> **TASK DESCRIPTION**
Copy out all the entries word for word.

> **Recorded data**
_ _ _ _ _

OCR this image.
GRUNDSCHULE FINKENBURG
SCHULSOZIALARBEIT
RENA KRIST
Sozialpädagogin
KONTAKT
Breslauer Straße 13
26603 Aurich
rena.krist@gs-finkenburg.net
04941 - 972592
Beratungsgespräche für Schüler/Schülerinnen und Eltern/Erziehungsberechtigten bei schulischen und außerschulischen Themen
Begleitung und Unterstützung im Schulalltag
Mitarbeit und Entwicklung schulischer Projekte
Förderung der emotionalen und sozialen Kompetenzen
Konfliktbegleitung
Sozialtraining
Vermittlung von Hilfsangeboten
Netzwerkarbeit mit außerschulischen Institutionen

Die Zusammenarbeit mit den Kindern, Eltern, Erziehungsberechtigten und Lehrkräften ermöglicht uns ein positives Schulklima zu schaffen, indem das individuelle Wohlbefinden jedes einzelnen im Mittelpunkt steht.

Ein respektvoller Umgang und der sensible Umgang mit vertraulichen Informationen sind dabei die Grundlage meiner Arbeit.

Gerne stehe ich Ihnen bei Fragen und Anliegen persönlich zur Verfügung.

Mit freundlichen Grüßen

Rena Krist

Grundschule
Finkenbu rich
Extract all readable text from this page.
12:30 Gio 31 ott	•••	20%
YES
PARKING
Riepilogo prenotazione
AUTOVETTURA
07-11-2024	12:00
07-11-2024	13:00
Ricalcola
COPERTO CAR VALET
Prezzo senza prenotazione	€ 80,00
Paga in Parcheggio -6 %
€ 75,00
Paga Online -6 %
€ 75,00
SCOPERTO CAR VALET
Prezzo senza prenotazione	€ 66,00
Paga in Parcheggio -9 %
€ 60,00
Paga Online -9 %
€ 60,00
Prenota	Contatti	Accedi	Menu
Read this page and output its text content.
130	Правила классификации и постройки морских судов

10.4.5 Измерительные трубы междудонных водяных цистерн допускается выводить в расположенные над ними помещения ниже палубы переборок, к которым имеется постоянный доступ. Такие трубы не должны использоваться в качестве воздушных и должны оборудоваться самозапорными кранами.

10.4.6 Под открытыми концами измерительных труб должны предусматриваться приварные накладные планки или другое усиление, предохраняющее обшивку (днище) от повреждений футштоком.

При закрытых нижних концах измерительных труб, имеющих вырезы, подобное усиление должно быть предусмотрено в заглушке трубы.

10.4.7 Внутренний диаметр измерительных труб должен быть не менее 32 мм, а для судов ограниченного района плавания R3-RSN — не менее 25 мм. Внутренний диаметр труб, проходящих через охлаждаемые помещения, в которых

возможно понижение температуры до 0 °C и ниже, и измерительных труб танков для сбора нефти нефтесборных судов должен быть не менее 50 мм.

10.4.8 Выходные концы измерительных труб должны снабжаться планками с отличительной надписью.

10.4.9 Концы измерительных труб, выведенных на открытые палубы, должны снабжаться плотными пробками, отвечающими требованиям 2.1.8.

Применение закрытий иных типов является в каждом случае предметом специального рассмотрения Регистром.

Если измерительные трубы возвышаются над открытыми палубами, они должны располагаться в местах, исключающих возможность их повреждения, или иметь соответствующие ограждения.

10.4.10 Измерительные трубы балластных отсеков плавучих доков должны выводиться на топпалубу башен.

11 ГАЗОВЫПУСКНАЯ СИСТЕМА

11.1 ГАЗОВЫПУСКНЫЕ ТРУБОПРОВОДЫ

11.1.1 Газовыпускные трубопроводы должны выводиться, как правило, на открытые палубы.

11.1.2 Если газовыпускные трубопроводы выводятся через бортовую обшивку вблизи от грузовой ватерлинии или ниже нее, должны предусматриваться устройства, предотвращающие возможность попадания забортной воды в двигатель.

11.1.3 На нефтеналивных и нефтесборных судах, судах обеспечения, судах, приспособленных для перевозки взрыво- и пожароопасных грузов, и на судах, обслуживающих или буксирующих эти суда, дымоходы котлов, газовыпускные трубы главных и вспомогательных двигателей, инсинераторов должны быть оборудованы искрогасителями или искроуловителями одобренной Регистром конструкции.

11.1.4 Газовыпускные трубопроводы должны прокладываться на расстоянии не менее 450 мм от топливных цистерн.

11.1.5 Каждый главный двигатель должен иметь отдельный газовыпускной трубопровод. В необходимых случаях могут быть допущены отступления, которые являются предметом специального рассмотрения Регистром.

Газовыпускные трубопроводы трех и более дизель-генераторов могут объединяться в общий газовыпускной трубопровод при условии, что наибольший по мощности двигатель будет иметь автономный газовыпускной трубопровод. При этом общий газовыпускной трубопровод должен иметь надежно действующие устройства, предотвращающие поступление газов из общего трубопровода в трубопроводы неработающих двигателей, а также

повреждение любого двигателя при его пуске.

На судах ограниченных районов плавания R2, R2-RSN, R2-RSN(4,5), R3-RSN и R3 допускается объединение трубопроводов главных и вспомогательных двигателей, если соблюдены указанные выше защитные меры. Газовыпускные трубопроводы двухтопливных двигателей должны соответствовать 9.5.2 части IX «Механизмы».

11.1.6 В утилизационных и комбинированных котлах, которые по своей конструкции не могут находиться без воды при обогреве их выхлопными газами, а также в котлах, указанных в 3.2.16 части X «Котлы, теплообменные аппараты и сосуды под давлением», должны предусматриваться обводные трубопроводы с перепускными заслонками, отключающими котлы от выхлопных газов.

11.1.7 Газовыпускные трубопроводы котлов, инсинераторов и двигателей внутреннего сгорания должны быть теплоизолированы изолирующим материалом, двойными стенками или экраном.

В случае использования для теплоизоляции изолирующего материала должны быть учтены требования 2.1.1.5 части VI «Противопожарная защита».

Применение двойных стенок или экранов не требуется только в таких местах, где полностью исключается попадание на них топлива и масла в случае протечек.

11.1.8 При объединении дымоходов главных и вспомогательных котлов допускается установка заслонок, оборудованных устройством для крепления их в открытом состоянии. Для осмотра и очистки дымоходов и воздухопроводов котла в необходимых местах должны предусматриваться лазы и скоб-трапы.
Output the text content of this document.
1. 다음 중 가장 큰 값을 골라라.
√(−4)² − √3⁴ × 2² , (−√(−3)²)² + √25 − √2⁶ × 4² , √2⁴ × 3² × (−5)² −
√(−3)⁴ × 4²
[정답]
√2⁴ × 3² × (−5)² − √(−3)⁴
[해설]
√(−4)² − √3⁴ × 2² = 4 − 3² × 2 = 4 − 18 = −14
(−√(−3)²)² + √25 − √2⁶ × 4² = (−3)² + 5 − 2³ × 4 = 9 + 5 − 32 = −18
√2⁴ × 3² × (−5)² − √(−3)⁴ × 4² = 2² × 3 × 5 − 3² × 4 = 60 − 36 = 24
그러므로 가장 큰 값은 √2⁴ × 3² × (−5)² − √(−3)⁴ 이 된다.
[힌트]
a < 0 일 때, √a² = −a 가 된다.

_ _ _ _ _

> **FULL SOLUTION**
OCR this image.
GRUNDSCHULE FINKENBURG
SCHULSOZIALARBEIT
RENA KRIST
Sozialpädagogin
KONTAKT
Breslauer Straße 13
26603 Aurich
rena.krist@gs-finkenburg.net
04941 - 972592
Beratungsgespräche für Schüler/Schülerinnen und Eltern/Erziehungsberechtigten bei schulischen und außerschulischen Themen
Begleitung und Unterstützung im Schulalltag
Mitarbeit und Entwicklung schulischer Projekte
Förderung der emotionalen und sozialen Kompetenzen
Konfliktbegleitung
Sozialtraining
Vermittlung von Hilfsangeboten
Netzwerkarbeit mit außerschulischen Institutionen

Die Zusammenarbeit mit den Kindern, Eltern, Erziehungsberechtigten und Lehrkräften ermöglicht uns ein positives Schulklima zu schaffen, indem das individuelle Wohlbefinden jedes einzelnen im Mittelpunkt steht.

Ein respektvoller Umgang und der sensible Umgang mit vertraulichen Informationen sind dabei die Grundlage meiner Arbeit.

Gerne stehe ich Ihnen bei Fragen und Anliegen persönlich zur Verfügung.

Mit freundlichen Grüßen

Rena Krist

Grundschule
Finkenbu rich
Extract all readable text from this page.
12:30 Gio 31 ott	•••	20%
YES
PARKING
Riepilogo prenotazione
AUTOVETTURA
07-11-2024	12:00
07-11-2024	13:00
Ricalcola
COPERTO CAR VALET
Prezzo senza prenotazione	€ 80,00
Paga in Parcheggio -6 %
€ 75,00
Paga Online -6 %
€ 75,00
SCOPERTO CAR VALET
Prezzo senza prenotazione	€ 66,00
Paga in Parcheggio -9 %
€ 60,00
Paga Online -9 %
€ 60,00
Prenota	Contatti	Accedi	Menu
Read this page and output its text content.
130	Правила классификации и постройки морских судов

10.4.5 Измерительные трубы междудонных водяных цистерн допускается выводить в расположенные над ними помещения ниже палубы переборок, к которым имеется постоянный доступ. Такие трубы не должны использоваться в качестве воздушных и должны оборудоваться самозапорными кранами.

10.4.6 Под открытыми концами измерительных труб должны предусматриваться приварные накладные планки или другое усиление, предохраняющее обшивку (днище) от повреждений футштоком.

При закрытых нижних концах измерительных труб, имеющих вырезы, подобное усиление должно быть предусмотрено в заглушке трубы.

10.4.7 Внутренний диаметр измерительных труб должен быть не менее 32 мм, а для судов ограниченного района плавания R3-RSN — не менее 25 мм. Внутренний диаметр труб, проходящих через охлаждаемые помещения, в которых

возможно понижение температуры до 0 °C и ниже, и измерительных труб танков для сбора нефти нефтесборных судов должен быть не менее 50 мм.

10.4.8 Выходные концы измерительных труб должны снабжаться планками с отличительной надписью.

10.4.9 Концы измерительных труб, выведенных на открытые палубы, должны снабжаться плотными пробками, отвечающими требованиям 2.1.8.

Применение закрытий иных типов является в каждом случае предметом специального рассмотрения Регистром.

Если измерительные трубы возвышаются над открытыми палубами, они должны располагаться в местах, исключающих возможность их повреждения, или иметь соответствующие ограждения.

10.4.10 Измерительные трубы балластных отсеков плавучих доков должны выводиться на топпалубу башен.

11 ГАЗОВЫПУСКНАЯ СИСТЕМА

11.1 ГАЗОВЫПУСКНЫЕ ТРУБОПРОВОДЫ

11.1.1 Газовыпускные трубопроводы должны выводиться, как правило, на открытые палубы.

11.1.2 Если газовыпускные трубопроводы выводятся через бортовую обшивку вблизи от грузовой ватерлинии или ниже нее, должны предусматриваться устройства, предотвращающие возможность попадания забортной воды в двигатель.

11.1.3 На нефтеналивных и нефтесборных судах, судах обеспечения, судах, приспособленных для перевозки взрыво- и пожароопасных грузов, и на судах, обслуживающих или буксирующих эти суда, дымоходы котлов, газовыпускные трубы главных и вспомогательных двигателей, инсинераторов должны быть оборудованы искрогасителями или искроуловителями одобренной Регистром конструкции.

11.1.4 Газовыпускные трубопроводы должны прокладываться на расстоянии не менее 450 мм от топливных цистерн.

11.1.5 Каждый главный двигатель должен иметь отдельный газовыпускной трубопровод. В необходимых случаях могут быть допущены отступления, которые являются предметом специального рассмотрения Регистром.

Газовыпускные трубопроводы трех и более дизель-генераторов могут объединяться в общий газовыпускной трубопровод при условии, что наибольший по мощности двигатель будет иметь автономный газовыпускной трубопровод. При этом общий газовыпускной трубопровод должен иметь надежно действующие устройства, предотвращающие поступление газов из общего трубопровода в трубопроводы неработающих двигателей, а также

повреждение любого двигателя при его пуске.

На судах ограниченных районов плавания R2, R2-RSN, R2-RSN(4,5), R3-RSN и R3 допускается объединение трубопроводов главных и вспомогательных двигателей, если соблюдены указанные выше защитные меры. Газовыпускные трубопроводы двухтопливных двигателей должны соответствовать 9.5.2 части IX «Механизмы».

11.1.6 В утилизационных и комбинированных котлах, которые по своей конструкции не могут находиться без воды при обогреве их выхлопными газами, а также в котлах, указанных в 3.2.16 части X «Котлы, теплообменные аппараты и сосуды под давлением», должны предусматриваться обводные трубопроводы с перепускными заслонками, отключающими котлы от выхлопных газов.

11.1.7 Газовыпускные трубопроводы котлов, инсинераторов и двигателей внутреннего сгорания должны быть теплоизолированы изолирующим материалом, двойными стенками или экраном.

В случае использования для теплоизоляции изолирующего материала должны быть учтены требования 2.1.1.5 части VI «Противопожарная защита».

Применение двойных стенок или экранов не требуется только в таких местах, где полностью исключается попадание на них топлива и масла в случае протечек.

11.1.8 При объединении дымоходов главных и вспомогательных котлов допускается установка заслонок, оборудованных устройством для крепления их в открытом состоянии. Для осмотра и очистки дымоходов и воздухопроводов котла в необходимых местах должны предусматриваться лазы и скоб-трапы.
Output the text content of this document.
1. 다음 중 가장 큰 값을 골라라.
√(−4)² − √3⁴ × 2² , (−√(−3)²)² + √25 − √2⁶ × 4² , √2⁴ × 3² × (−5)² −
√(−3)⁴ × 4²
[정답]
√2⁴ × 3² × (−5)² − √(−3)⁴
[해설]
√(−4)² − √3⁴ × 2² = 4 − 3² × 2 = 4 − 18 = −14
(−√(−3)²)² + √25 − √2⁶ × 4² = (−3)² + 5 − 2³ × 4 = 9 + 5 − 32 = −18
√2⁴ × 3² × (−5)² − √(−3)⁴ × 4² = 2² × 3 × 5 − 3² × 4 = 60 − 36 = 24
그러므로 가장 큰 값은 √2⁴ × 3² × (−5)² − √(−3)⁴ 이 된다.
[힌트]
a < 0 일 때, √a² = −a 가 된다.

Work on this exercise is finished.